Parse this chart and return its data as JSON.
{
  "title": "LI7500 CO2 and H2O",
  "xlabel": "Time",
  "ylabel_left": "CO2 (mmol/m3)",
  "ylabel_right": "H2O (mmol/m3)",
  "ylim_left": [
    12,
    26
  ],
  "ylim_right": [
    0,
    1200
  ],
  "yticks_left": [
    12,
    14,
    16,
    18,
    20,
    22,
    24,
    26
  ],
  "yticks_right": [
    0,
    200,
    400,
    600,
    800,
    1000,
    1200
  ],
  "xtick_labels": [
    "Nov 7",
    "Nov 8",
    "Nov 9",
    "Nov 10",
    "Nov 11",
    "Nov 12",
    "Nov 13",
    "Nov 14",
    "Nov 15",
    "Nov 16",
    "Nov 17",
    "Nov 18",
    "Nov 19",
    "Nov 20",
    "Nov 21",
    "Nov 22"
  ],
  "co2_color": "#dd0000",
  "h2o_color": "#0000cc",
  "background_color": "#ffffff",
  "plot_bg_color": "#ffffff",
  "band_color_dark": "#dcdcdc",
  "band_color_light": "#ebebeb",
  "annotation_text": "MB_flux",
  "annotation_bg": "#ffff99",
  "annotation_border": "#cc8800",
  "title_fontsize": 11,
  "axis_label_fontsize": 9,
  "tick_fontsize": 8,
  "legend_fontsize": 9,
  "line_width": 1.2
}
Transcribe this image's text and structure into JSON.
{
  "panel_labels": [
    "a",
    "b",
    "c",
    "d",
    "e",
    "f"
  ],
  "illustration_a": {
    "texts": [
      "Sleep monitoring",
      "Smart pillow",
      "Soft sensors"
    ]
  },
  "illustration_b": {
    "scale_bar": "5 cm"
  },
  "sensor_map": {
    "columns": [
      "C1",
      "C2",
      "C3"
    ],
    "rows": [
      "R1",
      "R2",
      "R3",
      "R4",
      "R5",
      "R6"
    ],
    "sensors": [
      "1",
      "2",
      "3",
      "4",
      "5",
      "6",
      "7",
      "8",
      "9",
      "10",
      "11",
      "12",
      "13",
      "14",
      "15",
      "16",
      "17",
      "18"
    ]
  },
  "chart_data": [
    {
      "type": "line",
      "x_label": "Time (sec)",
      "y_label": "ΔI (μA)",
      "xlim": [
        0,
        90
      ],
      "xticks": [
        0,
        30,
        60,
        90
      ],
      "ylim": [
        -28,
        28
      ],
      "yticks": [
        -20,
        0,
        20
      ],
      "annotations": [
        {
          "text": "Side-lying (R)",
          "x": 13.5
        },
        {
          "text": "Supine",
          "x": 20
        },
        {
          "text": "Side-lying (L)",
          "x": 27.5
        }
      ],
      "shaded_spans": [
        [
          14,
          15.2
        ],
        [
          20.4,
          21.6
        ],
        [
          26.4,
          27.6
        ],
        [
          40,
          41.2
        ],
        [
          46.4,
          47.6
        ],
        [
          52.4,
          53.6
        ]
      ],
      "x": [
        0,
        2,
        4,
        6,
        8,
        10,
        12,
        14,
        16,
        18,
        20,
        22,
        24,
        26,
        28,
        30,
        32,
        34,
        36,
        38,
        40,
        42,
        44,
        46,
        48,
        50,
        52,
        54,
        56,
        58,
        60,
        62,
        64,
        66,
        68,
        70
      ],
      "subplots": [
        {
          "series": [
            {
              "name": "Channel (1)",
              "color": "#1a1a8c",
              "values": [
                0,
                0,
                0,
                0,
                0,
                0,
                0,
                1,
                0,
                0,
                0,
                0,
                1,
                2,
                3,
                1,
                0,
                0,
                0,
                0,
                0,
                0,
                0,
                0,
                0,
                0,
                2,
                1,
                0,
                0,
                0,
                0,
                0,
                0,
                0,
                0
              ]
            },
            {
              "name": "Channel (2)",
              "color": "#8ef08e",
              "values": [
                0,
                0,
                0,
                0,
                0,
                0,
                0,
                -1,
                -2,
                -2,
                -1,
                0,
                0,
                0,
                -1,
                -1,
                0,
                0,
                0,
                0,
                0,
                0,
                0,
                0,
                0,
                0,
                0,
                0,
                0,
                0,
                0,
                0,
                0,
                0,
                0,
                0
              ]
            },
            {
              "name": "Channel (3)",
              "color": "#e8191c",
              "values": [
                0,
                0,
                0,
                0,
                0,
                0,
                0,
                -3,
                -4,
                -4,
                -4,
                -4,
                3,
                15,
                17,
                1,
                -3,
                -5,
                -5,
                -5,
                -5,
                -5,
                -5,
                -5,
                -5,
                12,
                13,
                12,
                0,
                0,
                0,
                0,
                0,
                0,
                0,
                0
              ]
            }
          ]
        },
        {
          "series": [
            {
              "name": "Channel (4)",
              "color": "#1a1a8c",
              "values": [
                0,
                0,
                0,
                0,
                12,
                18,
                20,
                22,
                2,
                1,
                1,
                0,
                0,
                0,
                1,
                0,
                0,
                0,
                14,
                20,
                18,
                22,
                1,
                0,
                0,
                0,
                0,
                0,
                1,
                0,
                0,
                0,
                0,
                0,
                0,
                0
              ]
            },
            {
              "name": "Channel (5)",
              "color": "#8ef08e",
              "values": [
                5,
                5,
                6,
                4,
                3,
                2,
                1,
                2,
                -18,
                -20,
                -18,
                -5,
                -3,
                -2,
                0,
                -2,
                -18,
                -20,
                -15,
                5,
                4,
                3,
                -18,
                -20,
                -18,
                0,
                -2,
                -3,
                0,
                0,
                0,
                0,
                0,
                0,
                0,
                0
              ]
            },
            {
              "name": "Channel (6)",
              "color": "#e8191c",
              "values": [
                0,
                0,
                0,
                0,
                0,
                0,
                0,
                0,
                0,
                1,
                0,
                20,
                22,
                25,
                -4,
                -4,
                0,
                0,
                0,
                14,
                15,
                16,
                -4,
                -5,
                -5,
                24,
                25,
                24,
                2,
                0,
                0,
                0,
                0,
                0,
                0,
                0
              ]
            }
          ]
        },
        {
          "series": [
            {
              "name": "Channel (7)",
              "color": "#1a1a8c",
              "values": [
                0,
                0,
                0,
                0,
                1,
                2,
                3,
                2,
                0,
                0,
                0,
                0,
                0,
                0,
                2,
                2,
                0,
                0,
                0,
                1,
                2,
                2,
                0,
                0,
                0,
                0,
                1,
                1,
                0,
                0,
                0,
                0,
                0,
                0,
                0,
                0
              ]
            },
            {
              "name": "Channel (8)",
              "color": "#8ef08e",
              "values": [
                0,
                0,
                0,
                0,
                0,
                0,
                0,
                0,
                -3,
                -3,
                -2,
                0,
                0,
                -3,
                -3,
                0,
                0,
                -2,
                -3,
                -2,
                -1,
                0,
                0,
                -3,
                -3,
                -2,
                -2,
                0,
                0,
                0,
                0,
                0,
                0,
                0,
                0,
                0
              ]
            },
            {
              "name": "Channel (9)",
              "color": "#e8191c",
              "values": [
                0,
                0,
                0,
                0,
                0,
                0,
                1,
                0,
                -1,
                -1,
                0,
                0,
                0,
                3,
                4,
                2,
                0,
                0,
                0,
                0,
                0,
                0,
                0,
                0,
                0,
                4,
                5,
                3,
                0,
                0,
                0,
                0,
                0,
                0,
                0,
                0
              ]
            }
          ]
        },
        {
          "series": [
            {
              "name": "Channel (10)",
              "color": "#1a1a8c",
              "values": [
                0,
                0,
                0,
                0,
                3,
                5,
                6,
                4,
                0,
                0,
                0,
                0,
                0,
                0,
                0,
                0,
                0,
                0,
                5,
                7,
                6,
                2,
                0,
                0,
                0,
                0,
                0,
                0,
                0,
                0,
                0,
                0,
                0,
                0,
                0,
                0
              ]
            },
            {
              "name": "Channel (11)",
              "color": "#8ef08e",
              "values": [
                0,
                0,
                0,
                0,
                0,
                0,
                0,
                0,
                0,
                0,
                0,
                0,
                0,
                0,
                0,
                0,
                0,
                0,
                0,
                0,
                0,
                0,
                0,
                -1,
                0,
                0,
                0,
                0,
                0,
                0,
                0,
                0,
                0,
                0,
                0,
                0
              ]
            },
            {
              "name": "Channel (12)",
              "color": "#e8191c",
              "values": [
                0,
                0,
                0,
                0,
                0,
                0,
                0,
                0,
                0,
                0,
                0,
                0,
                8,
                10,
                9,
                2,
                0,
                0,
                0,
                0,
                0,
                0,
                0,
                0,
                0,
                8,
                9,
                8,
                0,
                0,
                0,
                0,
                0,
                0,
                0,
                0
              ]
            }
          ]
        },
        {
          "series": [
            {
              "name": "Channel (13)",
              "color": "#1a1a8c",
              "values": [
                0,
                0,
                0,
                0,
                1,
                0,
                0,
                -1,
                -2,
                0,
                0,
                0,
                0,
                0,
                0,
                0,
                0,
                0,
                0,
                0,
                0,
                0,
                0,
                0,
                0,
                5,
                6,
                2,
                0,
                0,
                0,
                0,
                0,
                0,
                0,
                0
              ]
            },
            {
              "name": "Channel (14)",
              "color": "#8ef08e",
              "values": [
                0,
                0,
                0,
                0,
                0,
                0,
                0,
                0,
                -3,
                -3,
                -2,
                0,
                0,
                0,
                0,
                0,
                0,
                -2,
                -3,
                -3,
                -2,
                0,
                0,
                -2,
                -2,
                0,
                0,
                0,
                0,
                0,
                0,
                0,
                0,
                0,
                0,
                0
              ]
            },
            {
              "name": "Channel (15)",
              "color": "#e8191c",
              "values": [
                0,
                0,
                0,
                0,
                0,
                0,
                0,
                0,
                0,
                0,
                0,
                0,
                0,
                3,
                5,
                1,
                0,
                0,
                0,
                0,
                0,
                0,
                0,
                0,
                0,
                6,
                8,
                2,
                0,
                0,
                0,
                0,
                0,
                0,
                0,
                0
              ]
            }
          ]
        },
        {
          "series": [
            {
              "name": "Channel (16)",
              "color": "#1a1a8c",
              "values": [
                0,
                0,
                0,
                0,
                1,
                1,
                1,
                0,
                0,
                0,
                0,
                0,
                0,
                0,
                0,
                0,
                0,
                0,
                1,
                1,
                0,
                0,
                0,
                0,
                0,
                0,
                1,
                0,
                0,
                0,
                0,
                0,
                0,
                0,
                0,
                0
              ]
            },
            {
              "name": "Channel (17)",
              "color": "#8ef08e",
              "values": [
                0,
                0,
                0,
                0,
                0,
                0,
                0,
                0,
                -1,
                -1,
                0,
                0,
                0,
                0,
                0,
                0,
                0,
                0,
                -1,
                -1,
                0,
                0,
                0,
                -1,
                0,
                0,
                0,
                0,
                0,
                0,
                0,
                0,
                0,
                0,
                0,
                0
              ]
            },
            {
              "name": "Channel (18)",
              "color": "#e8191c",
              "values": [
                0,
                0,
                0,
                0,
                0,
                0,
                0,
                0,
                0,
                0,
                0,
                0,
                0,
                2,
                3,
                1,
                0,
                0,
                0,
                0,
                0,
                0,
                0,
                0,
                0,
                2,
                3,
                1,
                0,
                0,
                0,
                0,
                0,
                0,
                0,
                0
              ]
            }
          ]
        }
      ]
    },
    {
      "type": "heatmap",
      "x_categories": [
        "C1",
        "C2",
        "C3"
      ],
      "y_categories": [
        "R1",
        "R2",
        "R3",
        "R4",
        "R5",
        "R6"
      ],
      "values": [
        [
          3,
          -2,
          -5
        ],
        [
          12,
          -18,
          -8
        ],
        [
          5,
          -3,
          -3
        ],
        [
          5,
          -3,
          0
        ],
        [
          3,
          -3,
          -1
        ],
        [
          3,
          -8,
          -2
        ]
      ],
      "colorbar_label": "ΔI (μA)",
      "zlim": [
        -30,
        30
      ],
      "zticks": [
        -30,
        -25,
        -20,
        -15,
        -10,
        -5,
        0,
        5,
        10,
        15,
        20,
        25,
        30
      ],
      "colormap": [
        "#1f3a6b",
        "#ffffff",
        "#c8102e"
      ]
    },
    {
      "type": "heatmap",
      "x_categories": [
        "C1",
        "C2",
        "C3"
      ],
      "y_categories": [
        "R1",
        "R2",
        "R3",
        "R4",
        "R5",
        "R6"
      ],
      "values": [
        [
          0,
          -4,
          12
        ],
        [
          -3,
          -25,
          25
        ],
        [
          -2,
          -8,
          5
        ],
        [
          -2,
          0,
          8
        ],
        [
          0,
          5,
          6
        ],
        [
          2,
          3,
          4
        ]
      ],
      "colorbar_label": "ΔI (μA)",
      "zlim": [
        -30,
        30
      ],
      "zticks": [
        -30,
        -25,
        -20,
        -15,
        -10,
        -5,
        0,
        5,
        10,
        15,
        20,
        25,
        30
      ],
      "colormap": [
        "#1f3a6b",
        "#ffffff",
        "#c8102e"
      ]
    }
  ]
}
§
How many lines of the listing above include the word "mmol"? State the number and nothing else.

* **Finished task**: 2